EXERCISE:
Produce a word-for-word copy of the listing below without its pictures.

SUPPLIED MATERIAL:

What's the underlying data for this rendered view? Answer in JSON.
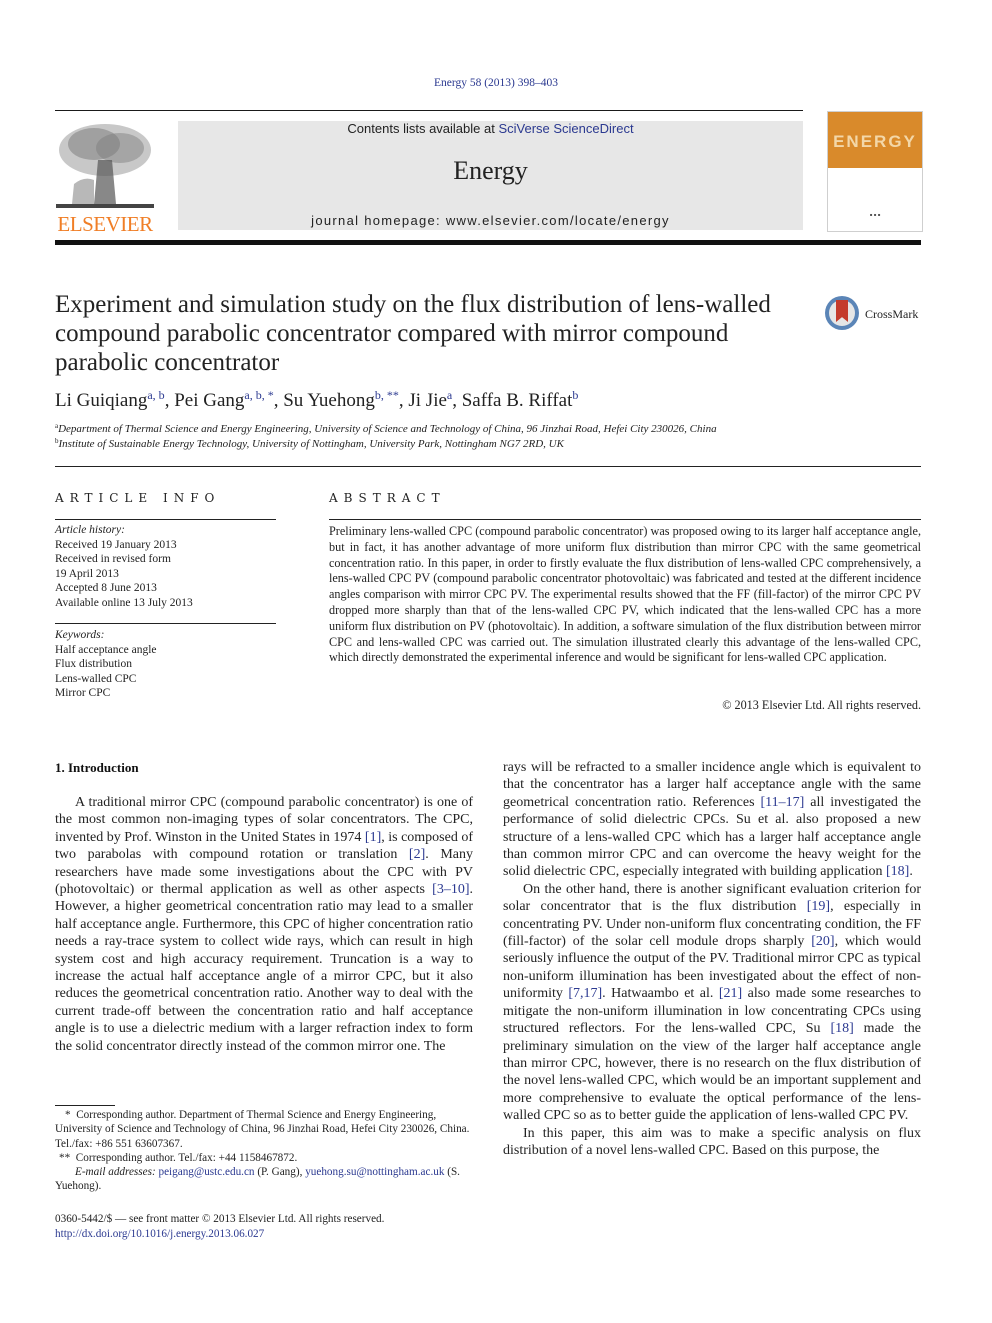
{
  "header": {
    "journal_ref": "Energy 58 (2013) 398–403",
    "contents_prefix": "Contents lists available at ",
    "contents_link": "SciVerse ScienceDirect",
    "journal_name": "Energy",
    "homepage": "journal homepage: www.elsevier.com/locate/energy",
    "publisher_logo_text": "ELSEVIER",
    "cover_title": "ENERGY",
    "crossmark_label": "CrossMark"
  },
  "colors": {
    "link": "#2b3990",
    "elsevier_orange": "#f07e26",
    "masthead_gray": "#e7e7e7",
    "cover_orange": "#d98a2b"
  },
  "article": {
    "title": "Experiment and simulation study on the flux distribution of lens-walled compound parabolic concentrator compared with mirror compound parabolic concentrator",
    "authors": [
      {
        "name": "Li Guiqiang",
        "sup": "a, b"
      },
      {
        "name": "Pei Gang",
        "sup": "a, b, *"
      },
      {
        "name": "Su Yuehong",
        "sup": "b, **"
      },
      {
        "name": "Ji Jie",
        "sup": "a"
      },
      {
        "name": "Saffa B. Riffat",
        "sup": "b"
      }
    ],
    "affiliations": [
      {
        "key": "a",
        "text": "Department of Thermal Science and Energy Engineering, University of Science and Technology of China, 96 Jinzhai Road, Hefei City 230026, China"
      },
      {
        "key": "b",
        "text": "Institute of Sustainable Energy Technology, University of Nottingham, University Park, Nottingham NG7 2RD, UK"
      }
    ]
  },
  "article_info": {
    "heading": "ARTICLE INFO",
    "history_label": "Article history:",
    "history": [
      "Received 19 January 2013",
      "Received in revised form",
      "19 April 2013",
      "Accepted 8 June 2013",
      "Available online 13 July 2013"
    ],
    "keywords_label": "Keywords:",
    "keywords": [
      "Half acceptance angle",
      "Flux distribution",
      "Lens-walled CPC",
      "Mirror CPC"
    ]
  },
  "abstract": {
    "heading": "ABSTRACT",
    "text": "Preliminary lens-walled CPC (compound parabolic concentrator) was proposed owing to its larger half acceptance angle, but in fact, it has another advantage of more uniform flux distribution than mirror CPC with the same geometrical concentration ratio. In this paper, in order to firstly evaluate the flux distribution of lens-walled CPC comprehensively, a lens-walled CPC PV (compound parabolic concentrator photovoltaic) was fabricated and tested at the different incidence angles comparison with mirror CPC PV. The experimental results showed that the FF (fill-factor) of the mirror CPC PV dropped more sharply than that of the lens-walled CPC PV, which indicated that the lens-walled CPC has a more uniform flux distribution on PV (photovoltaic). In addition, a software simulation of the flux distribution between mirror CPC and lens-walled CPC was carried out. The simulation illustrated clearly this advantage of the lens-walled CPC, which directly demonstrated the experimental inference and would be significant for lens-walled CPC application.",
    "copyright": "© 2013 Elsevier Ltd. All rights reserved."
  },
  "body": {
    "section_heading": "1.  Introduction",
    "left_paragraph": [
      {
        "t": "A traditional mirror CPC (compound parabolic concentrator) is one of the most common non-imaging types of solar concentrators. The CPC, invented by Prof. Winston in the United States in 1974 "
      },
      {
        "r": "[1]"
      },
      {
        "t": ", is composed of two parabolas with compound rotation or translation "
      },
      {
        "r": "[2]"
      },
      {
        "t": ". Many researchers have made some investigations about the CPC with PV (photovoltaic) or thermal application as well as other aspects "
      },
      {
        "r": "[3–10]"
      },
      {
        "t": ". However, a higher geometrical concentration ratio may lead to a smaller half acceptance angle. Furthermore, this CPC of higher concentration ratio needs a ray-trace system to collect wide rays, which can result in high system cost and high accuracy requirement. Truncation is a way to increase the actual half acceptance angle of a mirror CPC, but it also reduces the geometrical concentration ratio. Another way to deal with the current trade-off between the concentration ratio and half acceptance angle is to use a dielectric medium with a larger refraction index to form the solid concentrator directly instead of the common mirror one. The"
      }
    ],
    "right_paragraphs": [
      [
        {
          "t": "rays will be refracted to a smaller incidence angle which is equivalent to that the concentrator has a larger half acceptance angle with the same geometrical concentration ratio. References "
        },
        {
          "r": "[11–17]"
        },
        {
          "t": " all investigated the performance of solid dielectric CPCs. Su et al. also proposed a new structure of a lens-walled CPC which has a larger half acceptance angle than common mirror CPC and can overcome the heavy weight for the solid dielectric CPC, especially integrated with building application "
        },
        {
          "r": "[18]"
        },
        {
          "t": "."
        }
      ],
      [
        {
          "t": "On the other hand, there is another significant evaluation criterion for solar concentrator that is the flux distribution "
        },
        {
          "r": "[19]"
        },
        {
          "t": ", especially in concentrating PV. Under non-uniform flux concentrating condition, the FF (fill-factor) of the solar cell module drops sharply "
        },
        {
          "r": "[20]"
        },
        {
          "t": ", which would seriously influence the output of the PV. Traditional mirror CPC as typical non-uniform illumination has been investigated about the effect of non-uniformity "
        },
        {
          "r": "[7,17]"
        },
        {
          "t": ". Hatwaambo et al. "
        },
        {
          "r": "[21]"
        },
        {
          "t": " also made some researches to mitigate the non-uniform illumination in low concentrating CPCs using structured reflectors. For the lens-walled CPC, Su "
        },
        {
          "r": "[18]"
        },
        {
          "t": " made the preliminary simulation on the view of the larger half acceptance angle than mirror CPC, however, there is no research on the flux distribution of the novel lens-walled CPC, which would be an important supplement and more comprehensive to evaluate the optical performance of the lens-walled CPC so as to better guide the application of lens-walled CPC PV."
        }
      ],
      [
        {
          "t": "In this paper, this aim was to make a specific analysis on flux distribution of a novel lens-walled CPC. Based on this purpose, the"
        }
      ]
    ]
  },
  "footnotes": {
    "star1_mark": "*",
    "star1": "Corresponding author. Department of Thermal Science and Energy Engineering, University of Science and Technology of China, 96 Jinzhai Road, Hefei City 230026, China. Tel./fax: +86 551 63607367.",
    "star2_mark": "**",
    "star2": "Corresponding author. Tel./fax: +44 1158467872.",
    "email_label": "E-mail addresses:",
    "email1": "peigang@ustc.edu.cn",
    "email1_name": " (P. Gang), ",
    "email2": "yuehong.su@nottingham.ac.uk",
    "email2_name": "(S. Yuehong).",
    "issn_line": "0360-5442/$ — see front matter © 2013 Elsevier Ltd. All rights reserved.",
    "doi": "http://dx.doi.org/10.1016/j.energy.2013.06.027"
  }
}
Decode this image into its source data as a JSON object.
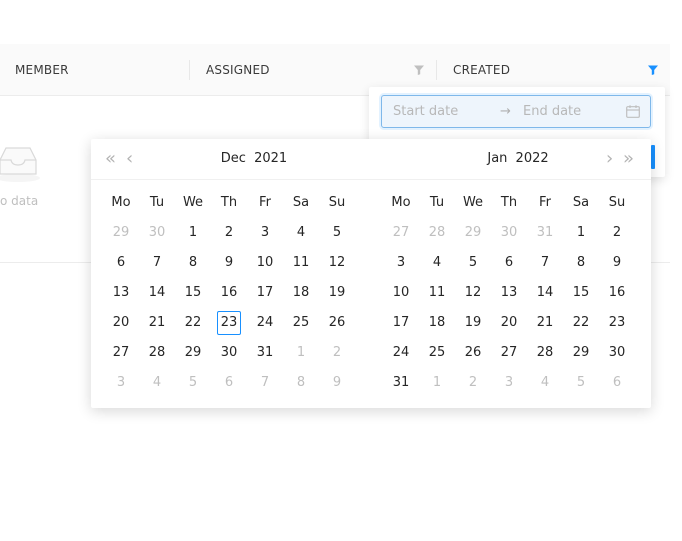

TASK RESPONSE:
What's the underlying data for this rendered view? Answer in JSON.
{
  "header": {
    "journal_ref": "Energy 58 (2013) 398–403",
    "contents_prefix": "Contents lists available at ",
    "contents_link": "SciVerse ScienceDirect",
    "journal_name": "Energy",
    "homepage": "journal homepage: www.elsevier.com/locate/energy",
    "publisher_logo_text": "ELSEVIER",
    "cover_title": "ENERGY",
    "crossmark_label": "CrossMark"
  },
  "colors": {
    "link": "#2b3990",
    "elsevier_orange": "#f07e26",
    "masthead_gray": "#e7e7e7",
    "cover_orange": "#d98a2b"
  },
  "article": {
    "title": "Experiment and simulation study on the flux distribution of lens-walled compound parabolic concentrator compared with mirror compound parabolic concentrator",
    "authors": [
      {
        "name": "Li Guiqiang",
        "sup": "a, b"
      },
      {
        "name": "Pei Gang",
        "sup": "a, b, *"
      },
      {
        "name": "Su Yuehong",
        "sup": "b, **"
      },
      {
        "name": "Ji Jie",
        "sup": "a"
      },
      {
        "name": "Saffa B. Riffat",
        "sup": "b"
      }
    ],
    "affiliations": [
      {
        "key": "a",
        "text": "Department of Thermal Science and Energy Engineering, University of Science and Technology of China, 96 Jinzhai Road, Hefei City 230026, China"
      },
      {
        "key": "b",
        "text": "Institute of Sustainable Energy Technology, University of Nottingham, University Park, Nottingham NG7 2RD, UK"
      }
    ]
  },
  "article_info": {
    "heading": "ARTICLE INFO",
    "history_label": "Article history:",
    "history": [
      "Received 19 January 2013",
      "Received in revised form",
      "19 April 2013",
      "Accepted 8 June 2013",
      "Available online 13 July 2013"
    ],
    "keywords_label": "Keywords:",
    "keywords": [
      "Half acceptance angle",
      "Flux distribution",
      "Lens-walled CPC",
      "Mirror CPC"
    ]
  },
  "abstract": {
    "heading": "ABSTRACT",
    "text": "Preliminary lens-walled CPC (compound parabolic concentrator) was proposed owing to its larger half acceptance angle, but in fact, it has another advantage of more uniform flux distribution than mirror CPC with the same geometrical concentration ratio. In this paper, in order to firstly evaluate the flux distribution of lens-walled CPC comprehensively, a lens-walled CPC PV (compound parabolic concentrator photovoltaic) was fabricated and tested at the different incidence angles comparison with mirror CPC PV. The experimental results showed that the FF (fill-factor) of the mirror CPC PV dropped more sharply than that of the lens-walled CPC PV, which indicated that the lens-walled CPC has a more uniform flux distribution on PV (photovoltaic). In addition, a software simulation of the flux distribution between mirror CPC and lens-walled CPC was carried out. The simulation illustrated clearly this advantage of the lens-walled CPC, which directly demonstrated the experimental inference and would be significant for lens-walled CPC application.",
    "copyright": "© 2013 Elsevier Ltd. All rights reserved."
  },
  "body": {
    "section_heading": "1.  Introduction",
    "left_paragraph": [
      {
        "t": "A traditional mirror CPC (compound parabolic concentrator) is one of the most common non-imaging types of solar concentrators. The CPC, invented by Prof. Winston in the United States in 1974 "
      },
      {
        "r": "[1]"
      },
      {
        "t": ", is composed of two parabolas with compound rotation or translation "
      },
      {
        "r": "[2]"
      },
      {
        "t": ". Many researchers have made some investigations about the CPC with PV (photovoltaic) or thermal application as well as other aspects "
      },
      {
        "r": "[3–10]"
      },
      {
        "t": ". However, a higher geometrical concentration ratio may lead to a smaller half acceptance angle. Furthermore, this CPC of higher concentration ratio needs a ray-trace system to collect wide rays, which can result in high system cost and high accuracy requirement. Truncation is a way to increase the actual half acceptance angle of a mirror CPC, but it also reduces the geometrical concentration ratio. Another way to deal with the current trade-off between the concentration ratio and half acceptance angle is to use a dielectric medium with a larger refraction index to form the solid concentrator directly instead of the common mirror one. The"
      }
    ],
    "right_paragraphs": [
      [
        {
          "t": "rays will be refracted to a smaller incidence angle which is equivalent to that the concentrator has a larger half acceptance angle with the same geometrical concentration ratio. References "
        },
        {
          "r": "[11–17]"
        },
        {
          "t": " all investigated the performance of solid dielectric CPCs. Su et al. also proposed a new structure of a lens-walled CPC which has a larger half acceptance angle than common mirror CPC and can overcome the heavy weight for the solid dielectric CPC, especially integrated with building application "
        },
        {
          "r": "[18]"
        },
        {
          "t": "."
        }
      ],
      [
        {
          "t": "On the other hand, there is another significant evaluation criterion for solar concentrator that is the flux distribution "
        },
        {
          "r": "[19]"
        },
        {
          "t": ", especially in concentrating PV. Under non-uniform flux concentrating condition, the FF (fill-factor) of the solar cell module drops sharply "
        },
        {
          "r": "[20]"
        },
        {
          "t": ", which would seriously influence the output of the PV. Traditional mirror CPC as typical non-uniform illumination has been investigated about the effect of non-uniformity "
        },
        {
          "r": "[7,17]"
        },
        {
          "t": ". Hatwaambo et al. "
        },
        {
          "r": "[21]"
        },
        {
          "t": " also made some researches to mitigate the non-uniform illumination in low concentrating CPCs using structured reflectors. For the lens-walled CPC, Su "
        },
        {
          "r": "[18]"
        },
        {
          "t": " made the preliminary simulation on the view of the larger half acceptance angle than mirror CPC, however, there is no research on the flux distribution of the novel lens-walled CPC, which would be an important supplement and more comprehensive to evaluate the optical performance of the lens-walled CPC so as to better guide the application of lens-walled CPC PV."
        }
      ],
      [
        {
          "t": "In this paper, this aim was to make a specific analysis on flux distribution of a novel lens-walled CPC. Based on this purpose, the"
        }
      ]
    ]
  },
  "footnotes": {
    "star1_mark": "*",
    "star1": "Corresponding author. Department of Thermal Science and Energy Engineering, University of Science and Technology of China, 96 Jinzhai Road, Hefei City 230026, China. Tel./fax: +86 551 63607367.",
    "star2_mark": "**",
    "star2": "Corresponding author. Tel./fax: +44 1158467872.",
    "email_label": "E-mail addresses:",
    "email1": "peigang@ustc.edu.cn",
    "email1_name": " (P. Gang), ",
    "email2": "yuehong.su@nottingham.ac.uk",
    "email2_name": "(S. Yuehong).",
    "issn_line": "0360-5442/$ — see front matter © 2013 Elsevier Ltd. All rights reserved.",
    "doi": "http://dx.doi.org/10.1016/j.energy.2013.06.027"
  }
}
Decode this image into its source data as a JSON object.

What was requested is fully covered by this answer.